#### Aim
Transcribe the records that follow exactly. Skip the pictures.

══════════

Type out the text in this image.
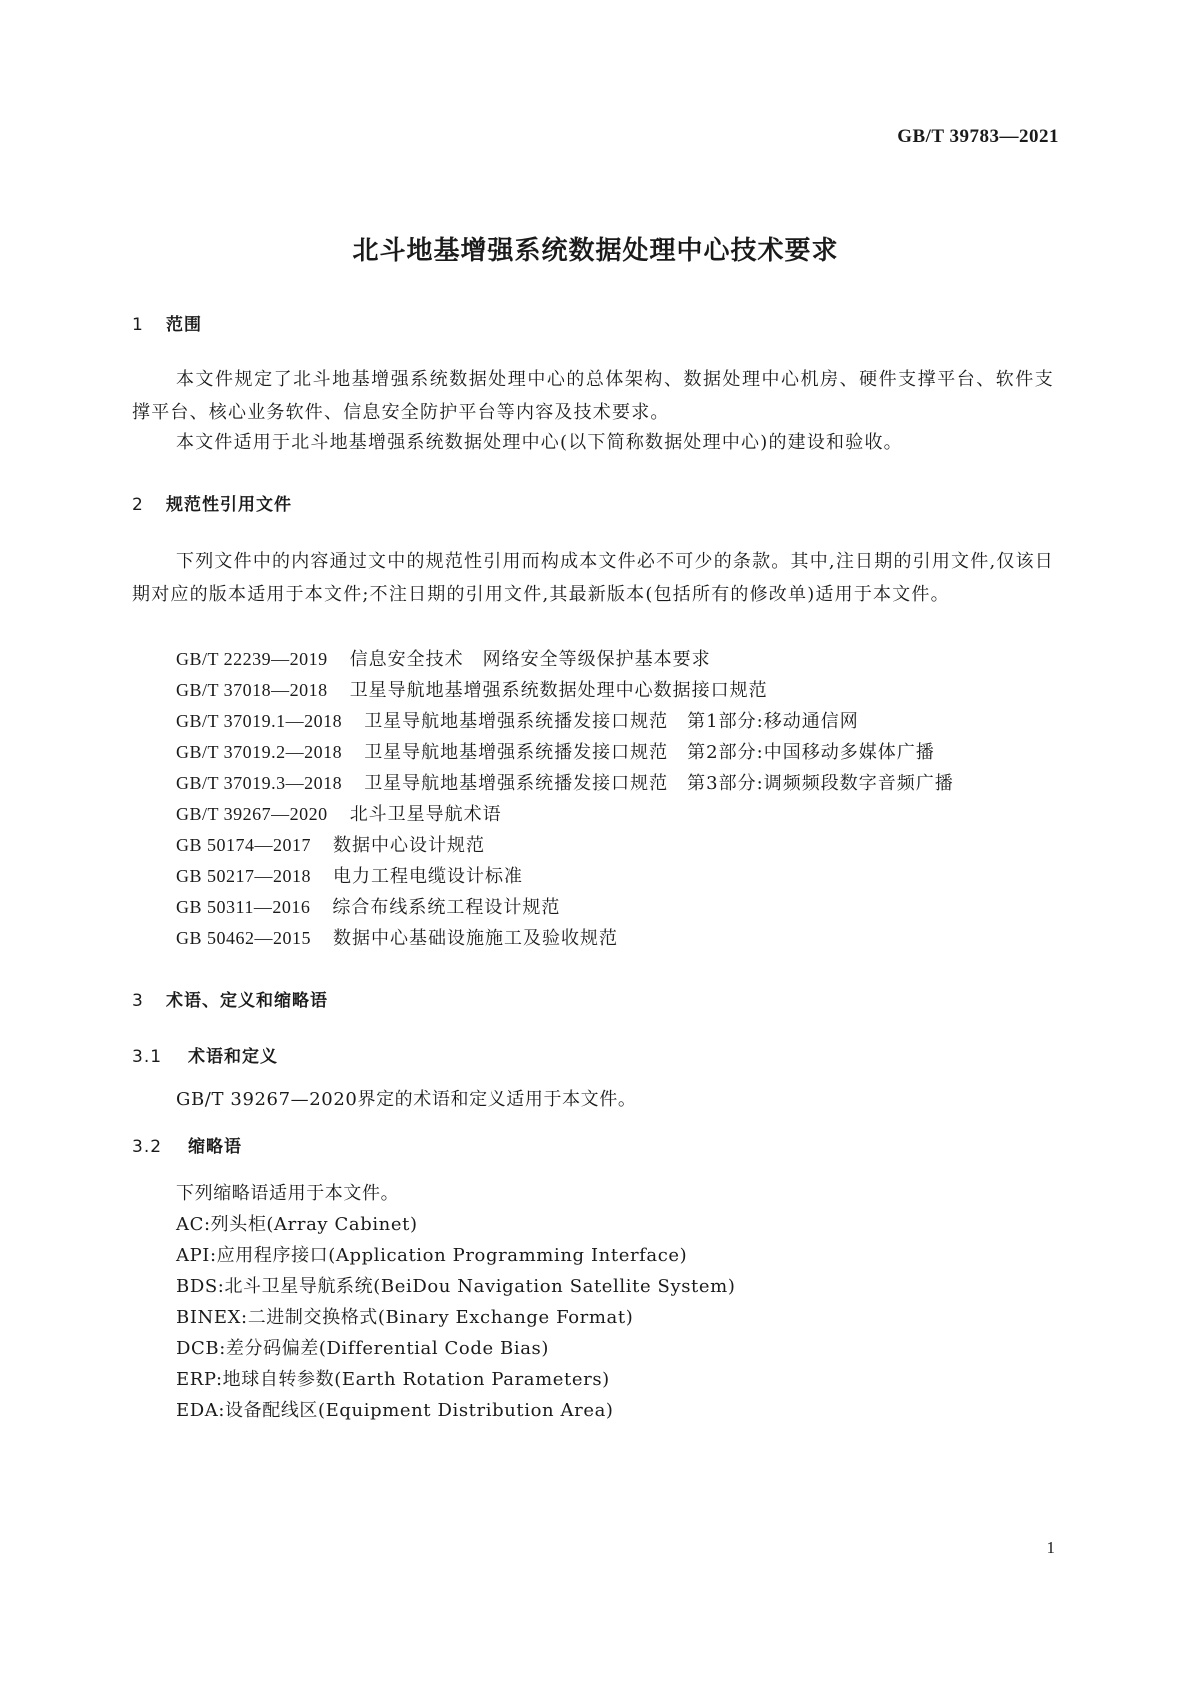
GB/T 39783—2021
北斗地基增强系统数据处理中心技术要求
1 范围
本文件规定了北斗地基增强系统数据处理中心的总体架构、数据处理中心机房、硬件支撑平台、软件支撑平台、核心业务软件、信息安全防护平台等内容及技术要求。
本文件适用于北斗地基增强系统数据处理中心(以下简称数据处理中心)的建设和验收。
2 规范性引用文件
下列文件中的内容通过文中的规范性引用而构成本文件必不可少的条款。其中,注日期的引用文件,仅该日期对应的版本适用于本文件;不注日期的引用文件,其最新版本(包括所有的修改单)适用于本文件。
GB/T 22239—2019 信息安全技术　网络安全等级保护基本要求
GB/T 37018—2018 卫星导航地基增强系统数据处理中心数据接口规范
GB/T 37019.1—2018 卫星导航地基增强系统播发接口规范　第1部分:移动通信网
GB/T 37019.2—2018 卫星导航地基增强系统播发接口规范　第2部分:中国移动多媒体广播
GB/T 37019.3—2018 卫星导航地基增强系统播发接口规范　第3部分:调频频段数字音频广播
GB/T 39267—2020 北斗卫星导航术语
GB 50174—2017 数据中心设计规范
GB 50217—2018 电力工程电缆设计标准
GB 50311—2016 综合布线系统工程设计规范
GB 50462—2015 数据中心基础设施施工及验收规范
3 术语、定义和缩略语
3.1 术语和定义
GB/T 39267—2020界定的术语和定义适用于本文件。
3.2 缩略语
下列缩略语适用于本文件。
AC:列头柜(Array Cabinet)
API:应用程序接口(Application Programming Interface)
BDS:北斗卫星导航系统(BeiDou Navigation Satellite System)
BINEX:二进制交换格式(Binary Exchange Format)
DCB:差分码偏差(Differential Code Bias)
ERP:地球自转参数(Earth Rotation Parameters)
EDA:设备配线区(Equipment Distribution Area)
1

══════════

#### Task output
Type out the text in this image.
GB/T 39783—2021
北斗地基增强系统数据处理中心技术要求
1 范围
本文件规定了北斗地基增强系统数据处理中心的总体架构、数据处理中心机房、硬件支撑平台、软件支撑平台、核心业务软件、信息安全防护平台等内容及技术要求。
本文件适用于北斗地基增强系统数据处理中心(以下简称数据处理中心)的建设和验收。
2 规范性引用文件
下列文件中的内容通过文中的规范性引用而构成本文件必不可少的条款。其中,注日期的引用文件,仅该日期对应的版本适用于本文件;不注日期的引用文件,其最新版本(包括所有的修改单)适用于本文件。
GB/T 22239—2019 信息安全技术　网络安全等级保护基本要求
GB/T 37018—2018 卫星导航地基增强系统数据处理中心数据接口规范
GB/T 37019.1—2018 卫星导航地基增强系统播发接口规范　第1部分:移动通信网
GB/T 37019.2—2018 卫星导航地基增强系统播发接口规范　第2部分:中国移动多媒体广播
GB/T 37019.3—2018 卫星导航地基增强系统播发接口规范　第3部分:调频频段数字音频广播
GB/T 39267—2020 北斗卫星导航术语
GB 50174—2017 数据中心设计规范
GB 50217—2018 电力工程电缆设计标准
GB 50311—2016 综合布线系统工程设计规范
GB 50462—2015 数据中心基础设施施工及验收规范
3 术语、定义和缩略语
3.1 术语和定义
GB/T 39267—2020界定的术语和定义适用于本文件。
3.2 缩略语
下列缩略语适用于本文件。
AC:列头柜(Array Cabinet)
API:应用程序接口(Application Programming Interface)
BDS:北斗卫星导航系统(BeiDou Navigation Satellite System)
BINEX:二进制交换格式(Binary Exchange Format)
DCB:差分码偏差(Differential Code Bias)
ERP:地球自转参数(Earth Rotation Parameters)
EDA:设备配线区(Equipment Distribution Area)
1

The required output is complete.